#### [Materials provided]
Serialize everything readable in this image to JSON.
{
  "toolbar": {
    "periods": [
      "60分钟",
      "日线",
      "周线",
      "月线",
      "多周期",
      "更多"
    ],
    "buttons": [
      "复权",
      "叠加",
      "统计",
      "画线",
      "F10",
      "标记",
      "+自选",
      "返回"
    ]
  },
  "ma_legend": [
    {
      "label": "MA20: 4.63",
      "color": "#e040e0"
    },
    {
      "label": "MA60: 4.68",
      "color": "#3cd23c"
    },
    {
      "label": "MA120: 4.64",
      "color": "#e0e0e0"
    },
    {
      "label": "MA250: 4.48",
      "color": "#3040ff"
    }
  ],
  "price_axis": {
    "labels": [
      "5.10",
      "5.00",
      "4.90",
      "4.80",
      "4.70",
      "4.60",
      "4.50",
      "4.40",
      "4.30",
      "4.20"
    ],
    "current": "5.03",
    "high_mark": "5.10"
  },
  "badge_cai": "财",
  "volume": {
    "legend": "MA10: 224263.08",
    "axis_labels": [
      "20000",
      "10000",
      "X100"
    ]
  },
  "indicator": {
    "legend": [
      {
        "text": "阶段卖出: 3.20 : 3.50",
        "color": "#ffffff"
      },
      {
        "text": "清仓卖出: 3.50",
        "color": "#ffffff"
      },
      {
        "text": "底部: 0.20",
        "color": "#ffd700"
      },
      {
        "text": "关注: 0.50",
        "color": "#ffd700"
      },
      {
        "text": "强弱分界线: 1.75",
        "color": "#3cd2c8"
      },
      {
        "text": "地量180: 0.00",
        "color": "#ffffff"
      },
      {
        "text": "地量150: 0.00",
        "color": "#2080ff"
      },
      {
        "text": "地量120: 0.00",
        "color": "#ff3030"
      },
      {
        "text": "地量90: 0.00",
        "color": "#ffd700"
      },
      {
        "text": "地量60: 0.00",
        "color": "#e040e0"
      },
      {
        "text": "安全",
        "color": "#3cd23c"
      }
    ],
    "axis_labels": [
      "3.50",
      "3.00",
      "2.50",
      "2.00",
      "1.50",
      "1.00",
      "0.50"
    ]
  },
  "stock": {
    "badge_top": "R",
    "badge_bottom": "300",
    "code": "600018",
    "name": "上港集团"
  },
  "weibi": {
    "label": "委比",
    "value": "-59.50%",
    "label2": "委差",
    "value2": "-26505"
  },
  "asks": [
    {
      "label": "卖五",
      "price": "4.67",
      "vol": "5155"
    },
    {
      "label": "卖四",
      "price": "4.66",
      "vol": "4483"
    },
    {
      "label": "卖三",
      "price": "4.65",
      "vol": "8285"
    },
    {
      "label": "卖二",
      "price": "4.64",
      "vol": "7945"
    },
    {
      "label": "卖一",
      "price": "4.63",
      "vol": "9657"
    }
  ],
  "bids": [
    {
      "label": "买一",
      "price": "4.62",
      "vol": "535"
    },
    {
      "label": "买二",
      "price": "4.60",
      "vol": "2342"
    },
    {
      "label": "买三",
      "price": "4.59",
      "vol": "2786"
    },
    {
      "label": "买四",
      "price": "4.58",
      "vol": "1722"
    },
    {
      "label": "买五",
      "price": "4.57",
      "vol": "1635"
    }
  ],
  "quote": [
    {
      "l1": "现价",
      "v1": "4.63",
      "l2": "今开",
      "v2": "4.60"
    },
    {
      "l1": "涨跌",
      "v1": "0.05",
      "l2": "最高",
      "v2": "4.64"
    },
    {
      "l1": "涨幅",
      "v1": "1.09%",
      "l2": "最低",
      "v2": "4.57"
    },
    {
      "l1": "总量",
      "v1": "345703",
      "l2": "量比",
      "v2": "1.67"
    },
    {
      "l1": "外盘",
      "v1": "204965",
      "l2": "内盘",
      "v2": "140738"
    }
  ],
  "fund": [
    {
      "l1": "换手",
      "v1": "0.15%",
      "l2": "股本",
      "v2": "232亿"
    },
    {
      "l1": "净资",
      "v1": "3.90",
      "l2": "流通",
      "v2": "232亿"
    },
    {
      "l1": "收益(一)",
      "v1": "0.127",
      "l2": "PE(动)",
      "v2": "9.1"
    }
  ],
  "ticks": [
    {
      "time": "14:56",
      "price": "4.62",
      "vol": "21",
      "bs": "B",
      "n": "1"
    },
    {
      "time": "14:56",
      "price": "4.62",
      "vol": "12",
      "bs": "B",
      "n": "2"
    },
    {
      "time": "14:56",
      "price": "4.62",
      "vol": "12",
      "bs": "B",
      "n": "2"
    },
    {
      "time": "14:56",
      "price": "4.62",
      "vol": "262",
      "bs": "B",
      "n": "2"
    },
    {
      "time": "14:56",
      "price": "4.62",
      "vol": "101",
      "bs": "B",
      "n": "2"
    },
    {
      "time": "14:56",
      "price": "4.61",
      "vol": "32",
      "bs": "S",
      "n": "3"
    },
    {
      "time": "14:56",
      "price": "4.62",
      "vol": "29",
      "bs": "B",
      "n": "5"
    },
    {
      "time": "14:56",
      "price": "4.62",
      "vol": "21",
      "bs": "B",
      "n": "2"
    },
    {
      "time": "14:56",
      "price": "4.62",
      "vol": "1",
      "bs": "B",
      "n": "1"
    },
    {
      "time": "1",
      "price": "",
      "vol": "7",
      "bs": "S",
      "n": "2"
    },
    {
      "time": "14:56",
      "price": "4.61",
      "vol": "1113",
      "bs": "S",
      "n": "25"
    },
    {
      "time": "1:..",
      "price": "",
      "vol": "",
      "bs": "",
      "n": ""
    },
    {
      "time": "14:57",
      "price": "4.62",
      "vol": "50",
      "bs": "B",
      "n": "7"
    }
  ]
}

#### [Problem]
Tally the lines above containing "text". Answer with the count only.

#### [Completed task]
11